- [PROMPT] Will you transcribe all the entries word for word, skipping the pictures they hold?

- [Figure record listings]

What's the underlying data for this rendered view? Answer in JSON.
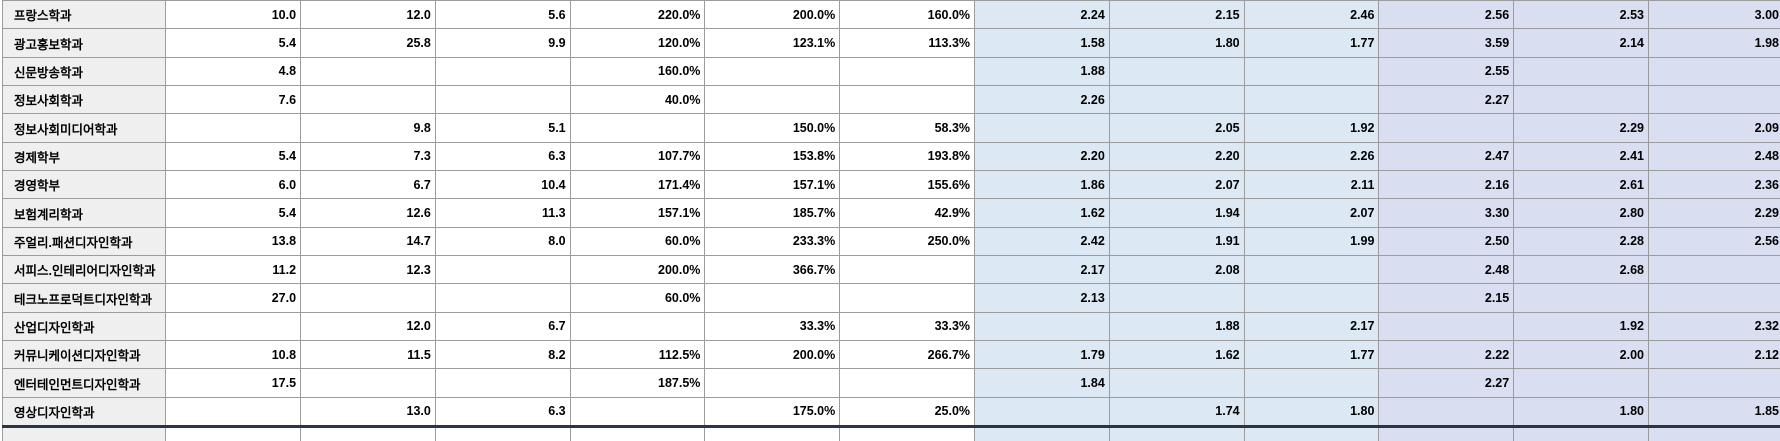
{
  "colors": {
    "name_column_bg": "#efefef",
    "blue_section_bg": "#dce8f4",
    "lavender_section_bg": "#d9def0",
    "grid_border": "#9c9c9c",
    "thick_bottom_border": "#2b3442"
  },
  "table": {
    "column_groups": {
      "plain_value_columns": 3,
      "percent_columns": 3,
      "blue_columns": 3,
      "lavender_columns": 3
    },
    "rows": [
      {
        "name": "프랑스학과",
        "values": [
          "10.0",
          "12.0",
          "5.6",
          "220.0%",
          "200.0%",
          "160.0%",
          "2.24",
          "2.15",
          "2.46",
          "2.56",
          "2.53",
          "3.00"
        ]
      },
      {
        "name": "광고홍보학과",
        "values": [
          "5.4",
          "25.8",
          "9.9",
          "120.0%",
          "123.1%",
          "113.3%",
          "1.58",
          "1.80",
          "1.77",
          "3.59",
          "2.14",
          "1.98"
        ]
      },
      {
        "name": "신문방송학과",
        "values": [
          "4.8",
          "",
          "",
          "160.0%",
          "",
          "",
          "1.88",
          "",
          "",
          "2.55",
          "",
          ""
        ]
      },
      {
        "name": "정보사회학과",
        "values": [
          "7.6",
          "",
          "",
          "40.0%",
          "",
          "",
          "2.26",
          "",
          "",
          "2.27",
          "",
          ""
        ]
      },
      {
        "name": "정보사회미디어학과",
        "values": [
          "",
          "9.8",
          "5.1",
          "",
          "150.0%",
          "58.3%",
          "",
          "2.05",
          "1.92",
          "",
          "2.29",
          "2.09"
        ]
      },
      {
        "name": "경제학부",
        "values": [
          "5.4",
          "7.3",
          "6.3",
          "107.7%",
          "153.8%",
          "193.8%",
          "2.20",
          "2.20",
          "2.26",
          "2.47",
          "2.41",
          "2.48"
        ]
      },
      {
        "name": "경영학부",
        "values": [
          "6.0",
          "6.7",
          "10.4",
          "171.4%",
          "157.1%",
          "155.6%",
          "1.86",
          "2.07",
          "2.11",
          "2.16",
          "2.61",
          "2.36"
        ]
      },
      {
        "name": "보험계리학과",
        "values": [
          "5.4",
          "12.6",
          "11.3",
          "157.1%",
          "185.7%",
          "42.9%",
          "1.62",
          "1.94",
          "2.07",
          "3.30",
          "2.80",
          "2.29"
        ]
      },
      {
        "name": "주얼리.패션디자인학과",
        "values": [
          "13.8",
          "14.7",
          "8.0",
          "60.0%",
          "233.3%",
          "250.0%",
          "2.42",
          "1.91",
          "1.99",
          "2.50",
          "2.28",
          "2.56"
        ]
      },
      {
        "name": "서피스.인테리어디자인학과",
        "values": [
          "11.2",
          "12.3",
          "",
          "200.0%",
          "366.7%",
          "",
          "2.17",
          "2.08",
          "",
          "2.48",
          "2.68",
          ""
        ]
      },
      {
        "name": "테크노프로덕트디자인학과",
        "values": [
          "27.0",
          "",
          "",
          "60.0%",
          "",
          "",
          "2.13",
          "",
          "",
          "2.15",
          "",
          ""
        ]
      },
      {
        "name": "산업디자인학과",
        "values": [
          "",
          "12.0",
          "6.7",
          "",
          "33.3%",
          "33.3%",
          "",
          "1.88",
          "2.17",
          "",
          "1.92",
          "2.32"
        ]
      },
      {
        "name": "커뮤니케이션디자인학과",
        "values": [
          "10.8",
          "11.5",
          "8.2",
          "112.5%",
          "200.0%",
          "266.7%",
          "1.79",
          "1.62",
          "1.77",
          "2.22",
          "2.00",
          "2.12"
        ]
      },
      {
        "name": "엔터테인먼트디자인학과",
        "values": [
          "17.5",
          "",
          "",
          "187.5%",
          "",
          "",
          "1.84",
          "",
          "",
          "2.27",
          "",
          ""
        ]
      },
      {
        "name": "영상디자인학과",
        "values": [
          "",
          "13.0",
          "6.3",
          "",
          "175.0%",
          "25.0%",
          "",
          "1.74",
          "1.80",
          "",
          "1.80",
          "1.85"
        ]
      }
    ],
    "partial_row_visible": true
  }
}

- [FULL ANSWER]
What's the underlying data for this rendered view? Answer in JSON.
{
  "colors": {
    "name_column_bg": "#efefef",
    "blue_section_bg": "#dce8f4",
    "lavender_section_bg": "#d9def0",
    "grid_border": "#9c9c9c",
    "thick_bottom_border": "#2b3442"
  },
  "table": {
    "column_groups": {
      "plain_value_columns": 3,
      "percent_columns": 3,
      "blue_columns": 3,
      "lavender_columns": 3
    },
    "rows": [
      {
        "name": "프랑스학과",
        "values": [
          "10.0",
          "12.0",
          "5.6",
          "220.0%",
          "200.0%",
          "160.0%",
          "2.24",
          "2.15",
          "2.46",
          "2.56",
          "2.53",
          "3.00"
        ]
      },
      {
        "name": "광고홍보학과",
        "values": [
          "5.4",
          "25.8",
          "9.9",
          "120.0%",
          "123.1%",
          "113.3%",
          "1.58",
          "1.80",
          "1.77",
          "3.59",
          "2.14",
          "1.98"
        ]
      },
      {
        "name": "신문방송학과",
        "values": [
          "4.8",
          "",
          "",
          "160.0%",
          "",
          "",
          "1.88",
          "",
          "",
          "2.55",
          "",
          ""
        ]
      },
      {
        "name": "정보사회학과",
        "values": [
          "7.6",
          "",
          "",
          "40.0%",
          "",
          "",
          "2.26",
          "",
          "",
          "2.27",
          "",
          ""
        ]
      },
      {
        "name": "정보사회미디어학과",
        "values": [
          "",
          "9.8",
          "5.1",
          "",
          "150.0%",
          "58.3%",
          "",
          "2.05",
          "1.92",
          "",
          "2.29",
          "2.09"
        ]
      },
      {
        "name": "경제학부",
        "values": [
          "5.4",
          "7.3",
          "6.3",
          "107.7%",
          "153.8%",
          "193.8%",
          "2.20",
          "2.20",
          "2.26",
          "2.47",
          "2.41",
          "2.48"
        ]
      },
      {
        "name": "경영학부",
        "values": [
          "6.0",
          "6.7",
          "10.4",
          "171.4%",
          "157.1%",
          "155.6%",
          "1.86",
          "2.07",
          "2.11",
          "2.16",
          "2.61",
          "2.36"
        ]
      },
      {
        "name": "보험계리학과",
        "values": [
          "5.4",
          "12.6",
          "11.3",
          "157.1%",
          "185.7%",
          "42.9%",
          "1.62",
          "1.94",
          "2.07",
          "3.30",
          "2.80",
          "2.29"
        ]
      },
      {
        "name": "주얼리.패션디자인학과",
        "values": [
          "13.8",
          "14.7",
          "8.0",
          "60.0%",
          "233.3%",
          "250.0%",
          "2.42",
          "1.91",
          "1.99",
          "2.50",
          "2.28",
          "2.56"
        ]
      },
      {
        "name": "서피스.인테리어디자인학과",
        "values": [
          "11.2",
          "12.3",
          "",
          "200.0%",
          "366.7%",
          "",
          "2.17",
          "2.08",
          "",
          "2.48",
          "2.68",
          ""
        ]
      },
      {
        "name": "테크노프로덕트디자인학과",
        "values": [
          "27.0",
          "",
          "",
          "60.0%",
          "",
          "",
          "2.13",
          "",
          "",
          "2.15",
          "",
          ""
        ]
      },
      {
        "name": "산업디자인학과",
        "values": [
          "",
          "12.0",
          "6.7",
          "",
          "33.3%",
          "33.3%",
          "",
          "1.88",
          "2.17",
          "",
          "1.92",
          "2.32"
        ]
      },
      {
        "name": "커뮤니케이션디자인학과",
        "values": [
          "10.8",
          "11.5",
          "8.2",
          "112.5%",
          "200.0%",
          "266.7%",
          "1.79",
          "1.62",
          "1.77",
          "2.22",
          "2.00",
          "2.12"
        ]
      },
      {
        "name": "엔터테인먼트디자인학과",
        "values": [
          "17.5",
          "",
          "",
          "187.5%",
          "",
          "",
          "1.84",
          "",
          "",
          "2.27",
          "",
          ""
        ]
      },
      {
        "name": "영상디자인학과",
        "values": [
          "",
          "13.0",
          "6.3",
          "",
          "175.0%",
          "25.0%",
          "",
          "1.74",
          "1.80",
          "",
          "1.80",
          "1.85"
        ]
      }
    ],
    "partial_row_visible": true
  }
}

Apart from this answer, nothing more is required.